■ **Job**: Set down the material below word for word, excluding the pictures.

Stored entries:
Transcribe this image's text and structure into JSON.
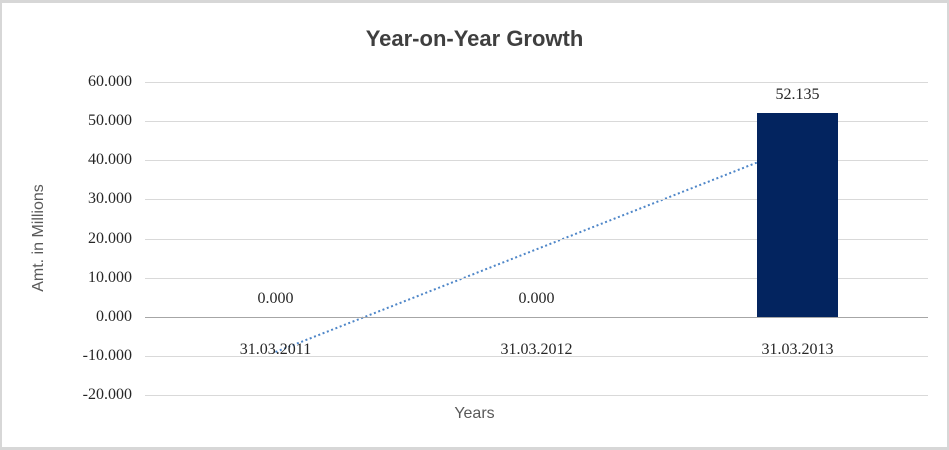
{
  "chart": {
    "title": "Year-on-Year Growth",
    "y_axis_title": "Amt. in Millions",
    "x_axis_title": "Years"
  },
  "chart_data": {
    "type": "bar",
    "title": "Year-on-Year Growth",
    "xlabel": "Years",
    "ylabel": "Amt. in Millions",
    "categories": [
      "31.03.2011",
      "31.03.2012",
      "31.03.2013"
    ],
    "values": [
      0,
      0,
      52.135
    ],
    "data_labels": [
      "0.000",
      "0.000",
      "52.135"
    ],
    "ylim": [
      -20,
      60
    ],
    "y_tick_step": 10,
    "y_ticks": [
      {
        "label": "60.000",
        "value": 60
      },
      {
        "label": "50.000",
        "value": 50
      },
      {
        "label": "40.000",
        "value": 40
      },
      {
        "label": "30.000",
        "value": 30
      },
      {
        "label": "20.000",
        "value": 20
      },
      {
        "label": "10.000",
        "value": 10
      },
      {
        "label": "0.000",
        "value": 0
      },
      {
        "label": "-10.000",
        "value": -10
      },
      {
        "label": "-20.000",
        "value": -20
      }
    ],
    "grid": true,
    "legend": false,
    "bar_color": "#03245f",
    "trendline": {
      "style": "dotted",
      "color": "#4e86c8",
      "points": [
        {
          "category_index": 0,
          "value": -9.0
        },
        {
          "category_index": 2,
          "value": 43.5
        }
      ]
    },
    "colors": {
      "gridline": "#d9d9d9",
      "axis_line": "#a6a6a6",
      "title_text": "#3f3f3f",
      "axis_title_text": "#595959",
      "label_text": "#262626"
    }
  }
}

■ **Task result**:
Transcribe this image's text and structure into JSON.
{
  "chart": {
    "title": "Year-on-Year Growth",
    "y_axis_title": "Amt. in Millions",
    "x_axis_title": "Years"
  },
  "chart_data": {
    "type": "bar",
    "title": "Year-on-Year Growth",
    "xlabel": "Years",
    "ylabel": "Amt. in Millions",
    "categories": [
      "31.03.2011",
      "31.03.2012",
      "31.03.2013"
    ],
    "values": [
      0,
      0,
      52.135
    ],
    "data_labels": [
      "0.000",
      "0.000",
      "52.135"
    ],
    "ylim": [
      -20,
      60
    ],
    "y_tick_step": 10,
    "y_ticks": [
      {
        "label": "60.000",
        "value": 60
      },
      {
        "label": "50.000",
        "value": 50
      },
      {
        "label": "40.000",
        "value": 40
      },
      {
        "label": "30.000",
        "value": 30
      },
      {
        "label": "20.000",
        "value": 20
      },
      {
        "label": "10.000",
        "value": 10
      },
      {
        "label": "0.000",
        "value": 0
      },
      {
        "label": "-10.000",
        "value": -10
      },
      {
        "label": "-20.000",
        "value": -20
      }
    ],
    "grid": true,
    "legend": false,
    "bar_color": "#03245f",
    "trendline": {
      "style": "dotted",
      "color": "#4e86c8",
      "points": [
        {
          "category_index": 0,
          "value": -9.0
        },
        {
          "category_index": 2,
          "value": 43.5
        }
      ]
    },
    "colors": {
      "gridline": "#d9d9d9",
      "axis_line": "#a6a6a6",
      "title_text": "#3f3f3f",
      "axis_title_text": "#595959",
      "label_text": "#262626"
    }
  }
}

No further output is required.